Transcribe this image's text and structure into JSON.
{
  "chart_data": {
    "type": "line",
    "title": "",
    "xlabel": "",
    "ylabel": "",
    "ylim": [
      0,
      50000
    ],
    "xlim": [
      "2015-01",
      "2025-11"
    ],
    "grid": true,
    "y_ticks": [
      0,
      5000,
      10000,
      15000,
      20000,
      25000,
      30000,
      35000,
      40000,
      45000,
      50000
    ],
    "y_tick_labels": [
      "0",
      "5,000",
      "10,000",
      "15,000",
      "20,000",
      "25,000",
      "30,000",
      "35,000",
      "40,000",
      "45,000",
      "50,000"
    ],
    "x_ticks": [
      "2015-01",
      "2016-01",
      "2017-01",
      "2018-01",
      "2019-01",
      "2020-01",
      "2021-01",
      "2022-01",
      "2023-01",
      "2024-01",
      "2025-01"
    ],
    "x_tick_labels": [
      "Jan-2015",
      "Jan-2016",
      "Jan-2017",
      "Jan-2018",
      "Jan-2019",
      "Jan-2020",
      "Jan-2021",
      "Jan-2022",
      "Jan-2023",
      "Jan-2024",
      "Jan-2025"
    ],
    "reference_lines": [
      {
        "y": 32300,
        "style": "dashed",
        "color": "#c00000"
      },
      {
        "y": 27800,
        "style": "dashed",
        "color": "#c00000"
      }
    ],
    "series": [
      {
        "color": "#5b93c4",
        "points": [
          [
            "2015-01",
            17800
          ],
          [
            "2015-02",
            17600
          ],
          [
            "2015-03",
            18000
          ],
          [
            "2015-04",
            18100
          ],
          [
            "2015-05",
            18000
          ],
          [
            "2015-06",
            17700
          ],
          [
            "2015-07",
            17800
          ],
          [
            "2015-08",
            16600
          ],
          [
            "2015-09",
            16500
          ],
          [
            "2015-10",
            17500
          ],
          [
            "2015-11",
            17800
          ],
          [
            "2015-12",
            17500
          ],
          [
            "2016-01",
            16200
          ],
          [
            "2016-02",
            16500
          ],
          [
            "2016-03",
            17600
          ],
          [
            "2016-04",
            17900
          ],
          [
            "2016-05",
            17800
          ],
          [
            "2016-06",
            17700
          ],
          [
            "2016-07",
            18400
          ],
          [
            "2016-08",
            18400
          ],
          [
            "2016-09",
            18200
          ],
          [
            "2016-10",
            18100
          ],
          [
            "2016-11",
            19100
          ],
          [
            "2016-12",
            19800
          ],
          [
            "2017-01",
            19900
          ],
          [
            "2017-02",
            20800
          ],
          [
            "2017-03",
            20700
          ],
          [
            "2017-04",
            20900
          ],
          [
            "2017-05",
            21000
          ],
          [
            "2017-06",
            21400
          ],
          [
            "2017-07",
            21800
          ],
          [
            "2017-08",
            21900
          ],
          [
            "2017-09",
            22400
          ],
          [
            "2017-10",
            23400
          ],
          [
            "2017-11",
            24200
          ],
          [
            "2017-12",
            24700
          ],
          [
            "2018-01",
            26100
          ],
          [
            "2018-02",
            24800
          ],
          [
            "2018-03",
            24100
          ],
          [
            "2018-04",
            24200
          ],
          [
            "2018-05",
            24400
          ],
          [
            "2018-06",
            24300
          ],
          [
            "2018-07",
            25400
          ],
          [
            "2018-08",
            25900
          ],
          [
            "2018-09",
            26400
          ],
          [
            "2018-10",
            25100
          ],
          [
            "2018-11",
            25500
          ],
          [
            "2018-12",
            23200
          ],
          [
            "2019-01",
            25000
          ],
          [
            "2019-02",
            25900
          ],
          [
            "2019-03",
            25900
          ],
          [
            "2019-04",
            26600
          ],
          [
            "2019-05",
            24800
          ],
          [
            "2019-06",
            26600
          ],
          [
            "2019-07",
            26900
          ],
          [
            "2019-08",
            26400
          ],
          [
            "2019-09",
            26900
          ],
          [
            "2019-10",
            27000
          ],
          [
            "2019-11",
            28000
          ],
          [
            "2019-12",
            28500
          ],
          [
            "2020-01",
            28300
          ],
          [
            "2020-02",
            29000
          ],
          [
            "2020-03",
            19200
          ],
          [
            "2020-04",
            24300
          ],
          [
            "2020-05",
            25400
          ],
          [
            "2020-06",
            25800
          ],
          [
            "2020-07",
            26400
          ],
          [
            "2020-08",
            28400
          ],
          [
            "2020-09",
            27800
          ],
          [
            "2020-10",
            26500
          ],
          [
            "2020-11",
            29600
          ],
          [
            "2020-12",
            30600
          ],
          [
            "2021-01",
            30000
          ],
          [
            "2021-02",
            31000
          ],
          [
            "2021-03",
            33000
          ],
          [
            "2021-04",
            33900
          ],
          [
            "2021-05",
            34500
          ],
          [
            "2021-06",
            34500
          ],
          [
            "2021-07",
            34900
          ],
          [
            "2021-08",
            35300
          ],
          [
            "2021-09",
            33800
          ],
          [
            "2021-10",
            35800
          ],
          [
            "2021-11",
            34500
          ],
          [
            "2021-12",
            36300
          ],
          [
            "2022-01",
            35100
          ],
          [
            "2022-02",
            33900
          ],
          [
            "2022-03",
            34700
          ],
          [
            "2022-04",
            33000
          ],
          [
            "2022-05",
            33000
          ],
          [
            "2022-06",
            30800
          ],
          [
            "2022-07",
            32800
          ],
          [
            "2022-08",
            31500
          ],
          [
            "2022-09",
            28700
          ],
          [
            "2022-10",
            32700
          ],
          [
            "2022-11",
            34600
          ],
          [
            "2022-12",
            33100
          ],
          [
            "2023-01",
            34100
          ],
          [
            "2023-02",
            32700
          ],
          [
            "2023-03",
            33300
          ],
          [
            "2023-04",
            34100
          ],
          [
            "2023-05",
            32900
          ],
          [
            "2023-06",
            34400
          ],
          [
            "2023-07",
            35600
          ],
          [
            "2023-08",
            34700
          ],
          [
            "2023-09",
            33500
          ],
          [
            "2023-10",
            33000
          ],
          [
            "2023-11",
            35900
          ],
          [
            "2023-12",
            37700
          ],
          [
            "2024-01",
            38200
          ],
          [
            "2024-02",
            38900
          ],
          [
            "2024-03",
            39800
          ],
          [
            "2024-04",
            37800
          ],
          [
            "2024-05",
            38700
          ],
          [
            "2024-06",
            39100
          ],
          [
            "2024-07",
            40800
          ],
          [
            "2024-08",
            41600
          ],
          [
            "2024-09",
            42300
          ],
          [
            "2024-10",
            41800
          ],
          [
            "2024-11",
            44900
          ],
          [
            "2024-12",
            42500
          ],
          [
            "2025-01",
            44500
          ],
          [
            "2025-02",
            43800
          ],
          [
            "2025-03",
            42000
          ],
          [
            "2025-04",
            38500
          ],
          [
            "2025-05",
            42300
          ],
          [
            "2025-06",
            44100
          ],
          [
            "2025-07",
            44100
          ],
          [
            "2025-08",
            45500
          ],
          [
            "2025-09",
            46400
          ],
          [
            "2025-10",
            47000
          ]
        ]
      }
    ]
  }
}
-- -- --
▶ **What to produce**:
Extract all of the data shown above and repeat it verbatim.

▶ **Answer to the task**:
Transcribe this image's text and structure into JSON.
{
  "chart_data": {
    "type": "line",
    "title": "",
    "xlabel": "",
    "ylabel": "",
    "ylim": [
      0,
      50000
    ],
    "xlim": [
      "2015-01",
      "2025-11"
    ],
    "grid": true,
    "y_ticks": [
      0,
      5000,
      10000,
      15000,
      20000,
      25000,
      30000,
      35000,
      40000,
      45000,
      50000
    ],
    "y_tick_labels": [
      "0",
      "5,000",
      "10,000",
      "15,000",
      "20,000",
      "25,000",
      "30,000",
      "35,000",
      "40,000",
      "45,000",
      "50,000"
    ],
    "x_ticks": [
      "2015-01",
      "2016-01",
      "2017-01",
      "2018-01",
      "2019-01",
      "2020-01",
      "2021-01",
      "2022-01",
      "2023-01",
      "2024-01",
      "2025-01"
    ],
    "x_tick_labels": [
      "Jan-2015",
      "Jan-2016",
      "Jan-2017",
      "Jan-2018",
      "Jan-2019",
      "Jan-2020",
      "Jan-2021",
      "Jan-2022",
      "Jan-2023",
      "Jan-2024",
      "Jan-2025"
    ],
    "reference_lines": [
      {
        "y": 32300,
        "style": "dashed",
        "color": "#c00000"
      },
      {
        "y": 27800,
        "style": "dashed",
        "color": "#c00000"
      }
    ],
    "series": [
      {
        "color": "#5b93c4",
        "points": [
          [
            "2015-01",
            17800
          ],
          [
            "2015-02",
            17600
          ],
          [
            "2015-03",
            18000
          ],
          [
            "2015-04",
            18100
          ],
          [
            "2015-05",
            18000
          ],
          [
            "2015-06",
            17700
          ],
          [
            "2015-07",
            17800
          ],
          [
            "2015-08",
            16600
          ],
          [
            "2015-09",
            16500
          ],
          [
            "2015-10",
            17500
          ],
          [
            "2015-11",
            17800
          ],
          [
            "2015-12",
            17500
          ],
          [
            "2016-01",
            16200
          ],
          [
            "2016-02",
            16500
          ],
          [
            "2016-03",
            17600
          ],
          [
            "2016-04",
            17900
          ],
          [
            "2016-05",
            17800
          ],
          [
            "2016-06",
            17700
          ],
          [
            "2016-07",
            18400
          ],
          [
            "2016-08",
            18400
          ],
          [
            "2016-09",
            18200
          ],
          [
            "2016-10",
            18100
          ],
          [
            "2016-11",
            19100
          ],
          [
            "2016-12",
            19800
          ],
          [
            "2017-01",
            19900
          ],
          [
            "2017-02",
            20800
          ],
          [
            "2017-03",
            20700
          ],
          [
            "2017-04",
            20900
          ],
          [
            "2017-05",
            21000
          ],
          [
            "2017-06",
            21400
          ],
          [
            "2017-07",
            21800
          ],
          [
            "2017-08",
            21900
          ],
          [
            "2017-09",
            22400
          ],
          [
            "2017-10",
            23400
          ],
          [
            "2017-11",
            24200
          ],
          [
            "2017-12",
            24700
          ],
          [
            "2018-01",
            26100
          ],
          [
            "2018-02",
            24800
          ],
          [
            "2018-03",
            24100
          ],
          [
            "2018-04",
            24200
          ],
          [
            "2018-05",
            24400
          ],
          [
            "2018-06",
            24300
          ],
          [
            "2018-07",
            25400
          ],
          [
            "2018-08",
            25900
          ],
          [
            "2018-09",
            26400
          ],
          [
            "2018-10",
            25100
          ],
          [
            "2018-11",
            25500
          ],
          [
            "2018-12",
            23200
          ],
          [
            "2019-01",
            25000
          ],
          [
            "2019-02",
            25900
          ],
          [
            "2019-03",
            25900
          ],
          [
            "2019-04",
            26600
          ],
          [
            "2019-05",
            24800
          ],
          [
            "2019-06",
            26600
          ],
          [
            "2019-07",
            26900
          ],
          [
            "2019-08",
            26400
          ],
          [
            "2019-09",
            26900
          ],
          [
            "2019-10",
            27000
          ],
          [
            "2019-11",
            28000
          ],
          [
            "2019-12",
            28500
          ],
          [
            "2020-01",
            28300
          ],
          [
            "2020-02",
            29000
          ],
          [
            "2020-03",
            19200
          ],
          [
            "2020-04",
            24300
          ],
          [
            "2020-05",
            25400
          ],
          [
            "2020-06",
            25800
          ],
          [
            "2020-07",
            26400
          ],
          [
            "2020-08",
            28400
          ],
          [
            "2020-09",
            27800
          ],
          [
            "2020-10",
            26500
          ],
          [
            "2020-11",
            29600
          ],
          [
            "2020-12",
            30600
          ],
          [
            "2021-01",
            30000
          ],
          [
            "2021-02",
            31000
          ],
          [
            "2021-03",
            33000
          ],
          [
            "2021-04",
            33900
          ],
          [
            "2021-05",
            34500
          ],
          [
            "2021-06",
            34500
          ],
          [
            "2021-07",
            34900
          ],
          [
            "2021-08",
            35300
          ],
          [
            "2021-09",
            33800
          ],
          [
            "2021-10",
            35800
          ],
          [
            "2021-11",
            34500
          ],
          [
            "2021-12",
            36300
          ],
          [
            "2022-01",
            35100
          ],
          [
            "2022-02",
            33900
          ],
          [
            "2022-03",
            34700
          ],
          [
            "2022-04",
            33000
          ],
          [
            "2022-05",
            33000
          ],
          [
            "2022-06",
            30800
          ],
          [
            "2022-07",
            32800
          ],
          [
            "2022-08",
            31500
          ],
          [
            "2022-09",
            28700
          ],
          [
            "2022-10",
            32700
          ],
          [
            "2022-11",
            34600
          ],
          [
            "2022-12",
            33100
          ],
          [
            "2023-01",
            34100
          ],
          [
            "2023-02",
            32700
          ],
          [
            "2023-03",
            33300
          ],
          [
            "2023-04",
            34100
          ],
          [
            "2023-05",
            32900
          ],
          [
            "2023-06",
            34400
          ],
          [
            "2023-07",
            35600
          ],
          [
            "2023-08",
            34700
          ],
          [
            "2023-09",
            33500
          ],
          [
            "2023-10",
            33000
          ],
          [
            "2023-11",
            35900
          ],
          [
            "2023-12",
            37700
          ],
          [
            "2024-01",
            38200
          ],
          [
            "2024-02",
            38900
          ],
          [
            "2024-03",
            39800
          ],
          [
            "2024-04",
            37800
          ],
          [
            "2024-05",
            38700
          ],
          [
            "2024-06",
            39100
          ],
          [
            "2024-07",
            40800
          ],
          [
            "2024-08",
            41600
          ],
          [
            "2024-09",
            42300
          ],
          [
            "2024-10",
            41800
          ],
          [
            "2024-11",
            44900
          ],
          [
            "2024-12",
            42500
          ],
          [
            "2025-01",
            44500
          ],
          [
            "2025-02",
            43800
          ],
          [
            "2025-03",
            42000
          ],
          [
            "2025-04",
            38500
          ],
          [
            "2025-05",
            42300
          ],
          [
            "2025-06",
            44100
          ],
          [
            "2025-07",
            44100
          ],
          [
            "2025-08",
            45500
          ],
          [
            "2025-09",
            46400
          ],
          [
            "2025-10",
            47000
          ]
        ]
      }
    ]
  }
}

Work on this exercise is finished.